### PROMPT
Extract every line that contains the string "JSON".

### RECORDS SHOWN
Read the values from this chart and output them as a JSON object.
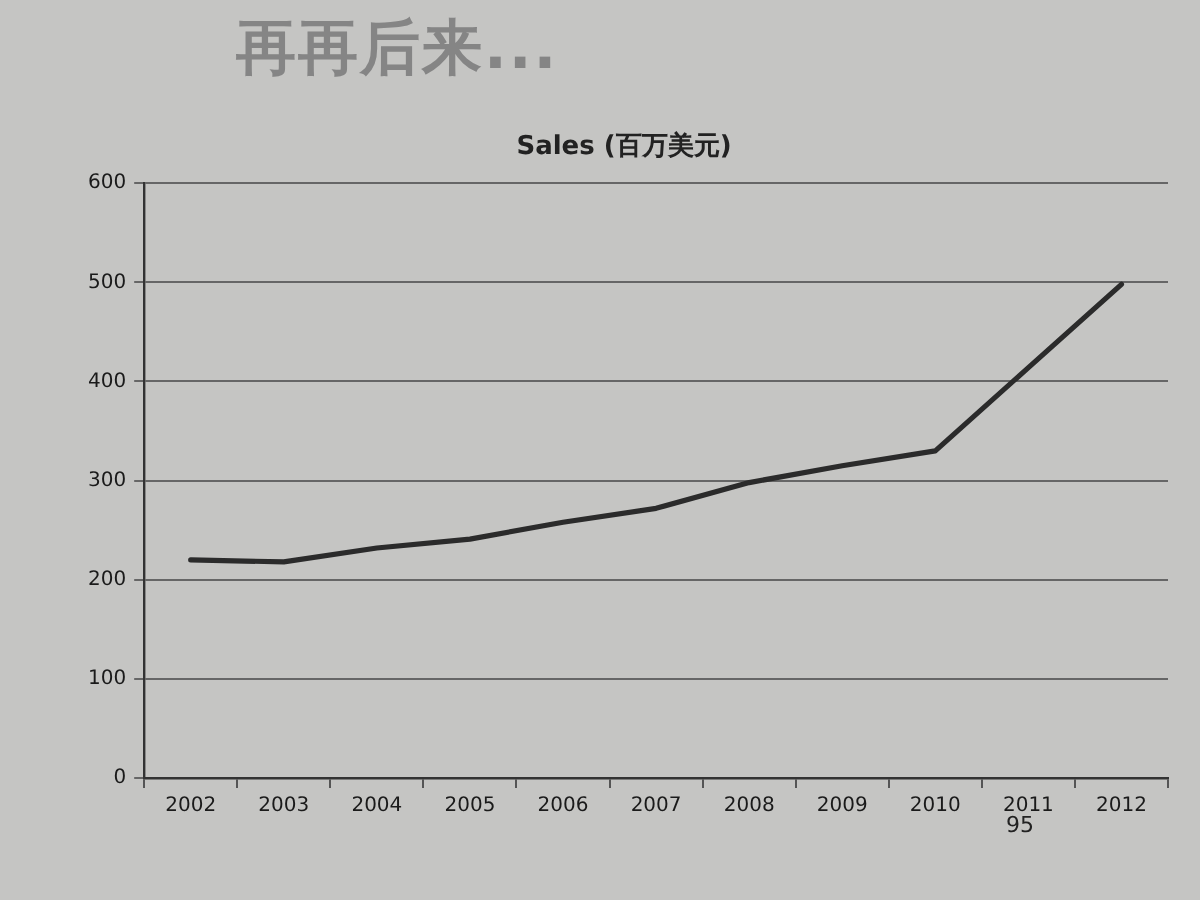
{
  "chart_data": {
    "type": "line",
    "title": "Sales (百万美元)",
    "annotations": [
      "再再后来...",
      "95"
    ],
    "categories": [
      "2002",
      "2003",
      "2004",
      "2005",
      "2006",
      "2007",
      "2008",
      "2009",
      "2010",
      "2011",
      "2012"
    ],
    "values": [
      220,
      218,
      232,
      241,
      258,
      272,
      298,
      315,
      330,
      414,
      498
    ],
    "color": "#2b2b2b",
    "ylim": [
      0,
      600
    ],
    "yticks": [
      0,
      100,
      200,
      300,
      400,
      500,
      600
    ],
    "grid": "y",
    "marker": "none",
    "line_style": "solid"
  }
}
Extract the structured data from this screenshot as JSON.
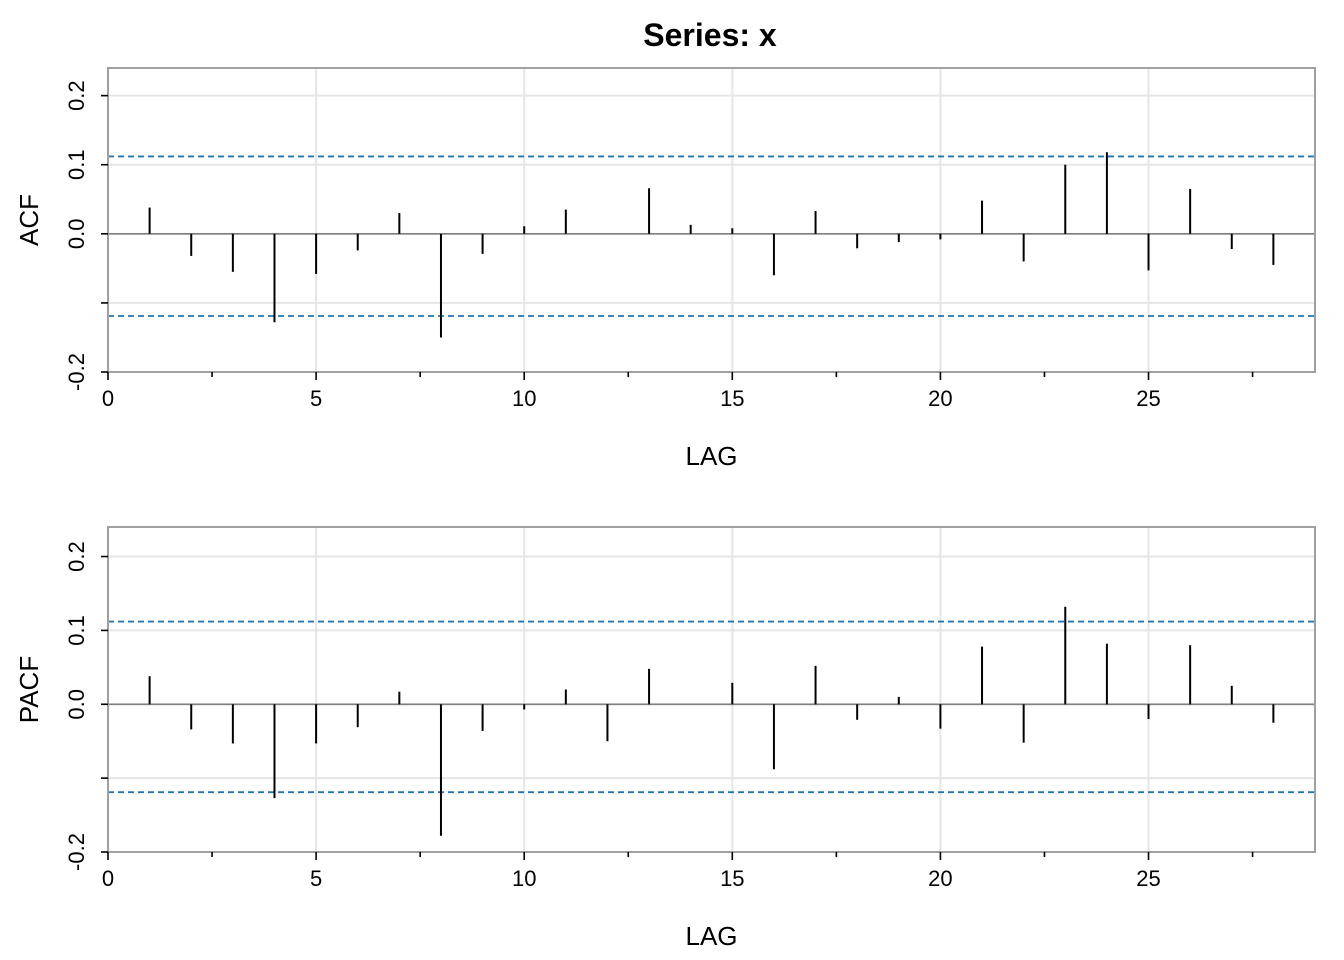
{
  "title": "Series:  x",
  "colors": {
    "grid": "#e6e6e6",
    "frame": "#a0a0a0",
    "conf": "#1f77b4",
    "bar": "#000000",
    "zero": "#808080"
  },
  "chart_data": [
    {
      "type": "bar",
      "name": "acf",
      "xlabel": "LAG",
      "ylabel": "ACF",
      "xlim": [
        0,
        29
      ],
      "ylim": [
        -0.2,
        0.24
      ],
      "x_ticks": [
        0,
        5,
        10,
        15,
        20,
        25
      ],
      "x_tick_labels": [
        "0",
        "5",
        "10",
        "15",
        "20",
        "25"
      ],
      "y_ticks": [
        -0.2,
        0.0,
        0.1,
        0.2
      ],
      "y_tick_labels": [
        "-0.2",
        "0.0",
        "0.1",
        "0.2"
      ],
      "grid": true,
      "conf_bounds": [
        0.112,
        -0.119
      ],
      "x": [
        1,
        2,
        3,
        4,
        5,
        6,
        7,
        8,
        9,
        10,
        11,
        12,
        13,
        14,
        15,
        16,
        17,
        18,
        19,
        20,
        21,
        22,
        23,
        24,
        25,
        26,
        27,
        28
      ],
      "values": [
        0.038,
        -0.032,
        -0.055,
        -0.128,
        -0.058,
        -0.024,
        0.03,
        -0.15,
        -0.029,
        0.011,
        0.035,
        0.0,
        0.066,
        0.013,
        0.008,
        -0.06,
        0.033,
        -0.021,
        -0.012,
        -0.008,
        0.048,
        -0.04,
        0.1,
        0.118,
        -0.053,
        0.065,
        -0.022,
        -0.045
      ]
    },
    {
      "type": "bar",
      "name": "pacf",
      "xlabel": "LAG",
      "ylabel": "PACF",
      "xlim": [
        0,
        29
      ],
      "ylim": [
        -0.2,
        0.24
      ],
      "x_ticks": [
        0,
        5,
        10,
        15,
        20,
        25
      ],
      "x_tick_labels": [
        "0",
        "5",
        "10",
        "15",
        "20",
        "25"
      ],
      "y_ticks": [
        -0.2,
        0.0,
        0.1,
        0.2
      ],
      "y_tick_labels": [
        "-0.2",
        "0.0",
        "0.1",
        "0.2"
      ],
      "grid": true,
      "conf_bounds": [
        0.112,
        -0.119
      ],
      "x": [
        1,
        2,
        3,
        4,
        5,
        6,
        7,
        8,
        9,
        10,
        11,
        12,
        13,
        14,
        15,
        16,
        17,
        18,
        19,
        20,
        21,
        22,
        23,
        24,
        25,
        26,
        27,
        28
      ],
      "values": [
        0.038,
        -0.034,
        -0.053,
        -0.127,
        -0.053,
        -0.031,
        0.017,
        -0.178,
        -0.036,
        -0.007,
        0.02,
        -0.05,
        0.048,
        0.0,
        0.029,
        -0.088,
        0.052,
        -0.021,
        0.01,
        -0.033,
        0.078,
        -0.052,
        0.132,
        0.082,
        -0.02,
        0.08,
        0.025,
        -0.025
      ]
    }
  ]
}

--

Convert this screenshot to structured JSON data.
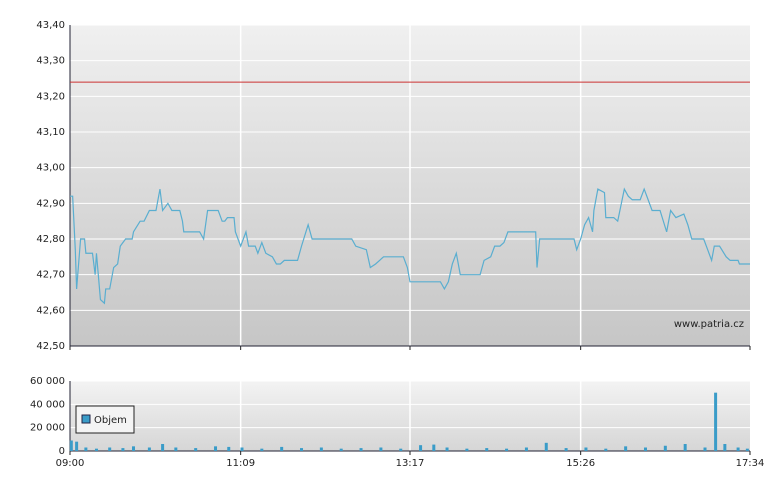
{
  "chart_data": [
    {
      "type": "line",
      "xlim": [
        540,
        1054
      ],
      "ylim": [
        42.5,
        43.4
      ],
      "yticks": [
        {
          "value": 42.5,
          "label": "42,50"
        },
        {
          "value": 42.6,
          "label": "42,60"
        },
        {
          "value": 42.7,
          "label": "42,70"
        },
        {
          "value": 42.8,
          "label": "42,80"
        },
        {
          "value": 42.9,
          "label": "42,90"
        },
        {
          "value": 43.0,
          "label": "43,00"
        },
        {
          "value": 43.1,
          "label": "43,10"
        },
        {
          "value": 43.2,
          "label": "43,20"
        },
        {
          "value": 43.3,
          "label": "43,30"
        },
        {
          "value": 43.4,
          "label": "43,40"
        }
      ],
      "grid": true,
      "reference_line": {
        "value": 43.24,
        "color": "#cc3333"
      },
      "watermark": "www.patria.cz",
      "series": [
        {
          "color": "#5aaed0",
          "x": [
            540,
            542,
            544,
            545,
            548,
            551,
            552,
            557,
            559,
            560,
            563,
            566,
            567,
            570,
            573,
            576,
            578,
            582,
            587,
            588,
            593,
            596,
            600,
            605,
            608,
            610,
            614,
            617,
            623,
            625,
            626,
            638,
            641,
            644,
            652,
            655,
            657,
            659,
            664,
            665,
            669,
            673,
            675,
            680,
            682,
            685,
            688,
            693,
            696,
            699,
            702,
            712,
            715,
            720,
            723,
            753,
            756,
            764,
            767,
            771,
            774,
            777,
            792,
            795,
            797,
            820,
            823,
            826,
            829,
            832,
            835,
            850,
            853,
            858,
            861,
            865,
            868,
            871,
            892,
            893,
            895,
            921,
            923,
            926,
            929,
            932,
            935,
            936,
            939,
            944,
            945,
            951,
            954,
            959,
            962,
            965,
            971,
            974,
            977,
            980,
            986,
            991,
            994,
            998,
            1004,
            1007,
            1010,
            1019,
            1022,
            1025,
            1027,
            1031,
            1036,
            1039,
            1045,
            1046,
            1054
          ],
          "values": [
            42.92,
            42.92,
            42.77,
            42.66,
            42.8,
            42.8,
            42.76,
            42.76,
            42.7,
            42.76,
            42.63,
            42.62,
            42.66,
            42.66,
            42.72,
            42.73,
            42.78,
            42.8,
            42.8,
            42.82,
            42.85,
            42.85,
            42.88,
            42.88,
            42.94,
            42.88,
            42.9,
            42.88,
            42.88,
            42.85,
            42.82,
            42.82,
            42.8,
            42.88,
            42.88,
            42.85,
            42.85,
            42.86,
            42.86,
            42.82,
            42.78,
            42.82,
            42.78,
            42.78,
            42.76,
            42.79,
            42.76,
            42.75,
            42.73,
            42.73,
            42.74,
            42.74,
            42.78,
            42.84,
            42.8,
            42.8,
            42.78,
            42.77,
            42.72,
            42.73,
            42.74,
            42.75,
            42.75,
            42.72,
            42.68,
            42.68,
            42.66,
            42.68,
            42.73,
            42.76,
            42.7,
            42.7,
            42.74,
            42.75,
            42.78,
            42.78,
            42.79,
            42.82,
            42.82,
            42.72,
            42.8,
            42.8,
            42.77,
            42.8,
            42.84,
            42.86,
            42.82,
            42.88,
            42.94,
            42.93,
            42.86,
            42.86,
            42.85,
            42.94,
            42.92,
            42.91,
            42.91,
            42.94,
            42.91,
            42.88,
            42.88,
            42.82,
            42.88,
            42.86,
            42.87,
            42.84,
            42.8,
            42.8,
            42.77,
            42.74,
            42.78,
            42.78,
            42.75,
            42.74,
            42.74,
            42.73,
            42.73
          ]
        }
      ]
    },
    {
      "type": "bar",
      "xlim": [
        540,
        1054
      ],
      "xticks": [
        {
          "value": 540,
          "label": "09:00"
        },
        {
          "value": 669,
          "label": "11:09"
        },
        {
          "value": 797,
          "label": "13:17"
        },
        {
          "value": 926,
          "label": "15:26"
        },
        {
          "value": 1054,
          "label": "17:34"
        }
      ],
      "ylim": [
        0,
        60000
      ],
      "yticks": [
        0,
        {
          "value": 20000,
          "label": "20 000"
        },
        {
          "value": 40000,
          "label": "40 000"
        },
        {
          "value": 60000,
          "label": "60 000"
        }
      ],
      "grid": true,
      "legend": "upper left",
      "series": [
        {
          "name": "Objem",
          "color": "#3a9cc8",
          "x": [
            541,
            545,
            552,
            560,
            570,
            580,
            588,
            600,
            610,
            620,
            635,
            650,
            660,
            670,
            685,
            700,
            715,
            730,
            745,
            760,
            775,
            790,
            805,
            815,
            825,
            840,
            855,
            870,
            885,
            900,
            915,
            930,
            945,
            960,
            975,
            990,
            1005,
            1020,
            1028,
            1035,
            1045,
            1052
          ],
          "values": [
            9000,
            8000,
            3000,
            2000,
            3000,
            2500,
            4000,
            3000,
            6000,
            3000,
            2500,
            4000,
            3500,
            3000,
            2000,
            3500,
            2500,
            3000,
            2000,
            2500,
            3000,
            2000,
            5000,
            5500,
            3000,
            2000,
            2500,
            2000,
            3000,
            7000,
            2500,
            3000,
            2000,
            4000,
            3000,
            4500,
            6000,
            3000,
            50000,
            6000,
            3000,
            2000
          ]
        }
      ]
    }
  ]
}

### SOLUTION TO THIS TASK
Read the values from this chart and output them as a JSON object.
Extract the structured data from this screenshot as JSON.
Convert this screenshot to structured JSON data.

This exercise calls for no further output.